RECORDS FOR THIS TASK:
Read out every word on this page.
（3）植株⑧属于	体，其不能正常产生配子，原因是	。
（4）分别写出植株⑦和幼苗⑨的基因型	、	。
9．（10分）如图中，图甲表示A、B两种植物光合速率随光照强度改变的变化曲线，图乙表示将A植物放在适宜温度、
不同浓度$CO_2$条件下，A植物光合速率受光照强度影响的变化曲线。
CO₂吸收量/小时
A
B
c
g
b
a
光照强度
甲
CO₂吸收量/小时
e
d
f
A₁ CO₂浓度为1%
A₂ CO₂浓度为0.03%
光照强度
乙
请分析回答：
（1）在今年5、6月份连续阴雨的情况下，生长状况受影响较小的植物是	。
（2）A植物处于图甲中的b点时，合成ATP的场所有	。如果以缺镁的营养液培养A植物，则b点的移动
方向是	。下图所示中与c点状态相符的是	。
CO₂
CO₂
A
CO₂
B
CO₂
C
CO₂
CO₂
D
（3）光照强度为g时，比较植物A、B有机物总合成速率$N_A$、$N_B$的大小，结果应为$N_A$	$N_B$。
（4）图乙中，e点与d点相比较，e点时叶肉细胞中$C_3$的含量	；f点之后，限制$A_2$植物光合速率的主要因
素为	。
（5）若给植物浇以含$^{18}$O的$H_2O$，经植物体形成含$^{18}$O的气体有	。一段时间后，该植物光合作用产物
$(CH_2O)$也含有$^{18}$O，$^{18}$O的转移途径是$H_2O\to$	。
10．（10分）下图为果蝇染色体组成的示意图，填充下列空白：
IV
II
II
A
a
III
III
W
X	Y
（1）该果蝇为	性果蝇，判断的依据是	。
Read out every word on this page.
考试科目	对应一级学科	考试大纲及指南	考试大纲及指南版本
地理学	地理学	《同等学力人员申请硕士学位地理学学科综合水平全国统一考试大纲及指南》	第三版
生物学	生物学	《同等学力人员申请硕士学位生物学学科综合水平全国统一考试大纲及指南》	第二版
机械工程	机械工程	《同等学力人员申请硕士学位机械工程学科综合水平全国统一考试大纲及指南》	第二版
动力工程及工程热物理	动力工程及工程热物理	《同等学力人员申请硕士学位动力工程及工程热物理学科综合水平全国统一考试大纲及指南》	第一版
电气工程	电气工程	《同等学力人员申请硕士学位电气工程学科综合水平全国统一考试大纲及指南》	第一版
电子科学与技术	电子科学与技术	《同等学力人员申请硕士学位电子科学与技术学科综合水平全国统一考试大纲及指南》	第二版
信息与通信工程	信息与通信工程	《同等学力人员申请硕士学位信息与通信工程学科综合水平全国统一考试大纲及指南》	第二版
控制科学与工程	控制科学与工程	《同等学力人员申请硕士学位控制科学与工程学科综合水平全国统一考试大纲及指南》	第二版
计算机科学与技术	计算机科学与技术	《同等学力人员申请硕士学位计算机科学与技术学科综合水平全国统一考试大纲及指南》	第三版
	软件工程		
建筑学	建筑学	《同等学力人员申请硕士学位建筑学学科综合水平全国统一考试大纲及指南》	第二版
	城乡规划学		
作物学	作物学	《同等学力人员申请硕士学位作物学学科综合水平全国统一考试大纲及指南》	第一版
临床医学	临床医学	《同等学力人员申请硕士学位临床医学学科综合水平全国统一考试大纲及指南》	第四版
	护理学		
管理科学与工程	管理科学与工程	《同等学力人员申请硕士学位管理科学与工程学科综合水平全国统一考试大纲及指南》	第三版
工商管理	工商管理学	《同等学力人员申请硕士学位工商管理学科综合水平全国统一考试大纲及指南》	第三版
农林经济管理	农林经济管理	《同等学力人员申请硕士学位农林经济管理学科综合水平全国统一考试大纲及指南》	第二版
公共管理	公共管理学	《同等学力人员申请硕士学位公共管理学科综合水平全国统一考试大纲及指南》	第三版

REQUIRED TASK: Copy out the full set of records precisely, leaving nothing out.

RESULT:
Read out every word on this page.
（3）植株⑧属于	体，其不能正常产生配子，原因是	。
（4）分别写出植株⑦和幼苗⑨的基因型	、	。
9．（10分）如图中，图甲表示A、B两种植物光合速率随光照强度改变的变化曲线，图乙表示将A植物放在适宜温度、
不同浓度$CO_2$条件下，A植物光合速率受光照强度影响的变化曲线。
CO₂吸收量/小时
A
B
c
g
b
a
光照强度
甲
CO₂吸收量/小时
e
d
f
A₁ CO₂浓度为1%
A₂ CO₂浓度为0.03%
光照强度
乙
请分析回答：
（1）在今年5、6月份连续阴雨的情况下，生长状况受影响较小的植物是	。
（2）A植物处于图甲中的b点时，合成ATP的场所有	。如果以缺镁的营养液培养A植物，则b点的移动
方向是	。下图所示中与c点状态相符的是	。
CO₂
CO₂
A
CO₂
B
CO₂
C
CO₂
CO₂
D
（3）光照强度为g时，比较植物A、B有机物总合成速率$N_A$、$N_B$的大小，结果应为$N_A$	$N_B$。
（4）图乙中，e点与d点相比较，e点时叶肉细胞中$C_3$的含量	；f点之后，限制$A_2$植物光合速率的主要因
素为	。
（5）若给植物浇以含$^{18}$O的$H_2O$，经植物体形成含$^{18}$O的气体有	。一段时间后，该植物光合作用产物
$(CH_2O)$也含有$^{18}$O，$^{18}$O的转移途径是$H_2O\to$	。
10．（10分）下图为果蝇染色体组成的示意图，填充下列空白：
IV
II
II
A
a
III
III
W
X	Y
（1）该果蝇为	性果蝇，判断的依据是	。
Read out every word on this page.
考试科目	对应一级学科	考试大纲及指南	考试大纲及指南版本
地理学	地理学	《同等学力人员申请硕士学位地理学学科综合水平全国统一考试大纲及指南》	第三版
生物学	生物学	《同等学力人员申请硕士学位生物学学科综合水平全国统一考试大纲及指南》	第二版
机械工程	机械工程	《同等学力人员申请硕士学位机械工程学科综合水平全国统一考试大纲及指南》	第二版
动力工程及工程热物理	动力工程及工程热物理	《同等学力人员申请硕士学位动力工程及工程热物理学科综合水平全国统一考试大纲及指南》	第一版
电气工程	电气工程	《同等学力人员申请硕士学位电气工程学科综合水平全国统一考试大纲及指南》	第一版
电子科学与技术	电子科学与技术	《同等学力人员申请硕士学位电子科学与技术学科综合水平全国统一考试大纲及指南》	第二版
信息与通信工程	信息与通信工程	《同等学力人员申请硕士学位信息与通信工程学科综合水平全国统一考试大纲及指南》	第二版
控制科学与工程	控制科学与工程	《同等学力人员申请硕士学位控制科学与工程学科综合水平全国统一考试大纲及指南》	第二版
计算机科学与技术	计算机科学与技术	《同等学力人员申请硕士学位计算机科学与技术学科综合水平全国统一考试大纲及指南》	第三版
	软件工程		
建筑学	建筑学	《同等学力人员申请硕士学位建筑学学科综合水平全国统一考试大纲及指南》	第二版
	城乡规划学		
作物学	作物学	《同等学力人员申请硕士学位作物学学科综合水平全国统一考试大纲及指南》	第一版
临床医学	临床医学	《同等学力人员申请硕士学位临床医学学科综合水平全国统一考试大纲及指南》	第四版
	护理学		
管理科学与工程	管理科学与工程	《同等学力人员申请硕士学位管理科学与工程学科综合水平全国统一考试大纲及指南》	第三版
工商管理	工商管理学	《同等学力人员申请硕士学位工商管理学科综合水平全国统一考试大纲及指南》	第三版
农林经济管理	农林经济管理	《同等学力人员申请硕士学位农林经济管理学科综合水平全国统一考试大纲及指南》	第二版
公共管理	公共管理学	《同等学力人员申请硕士学位公共管理学科综合水平全国统一考试大纲及指南》	第三版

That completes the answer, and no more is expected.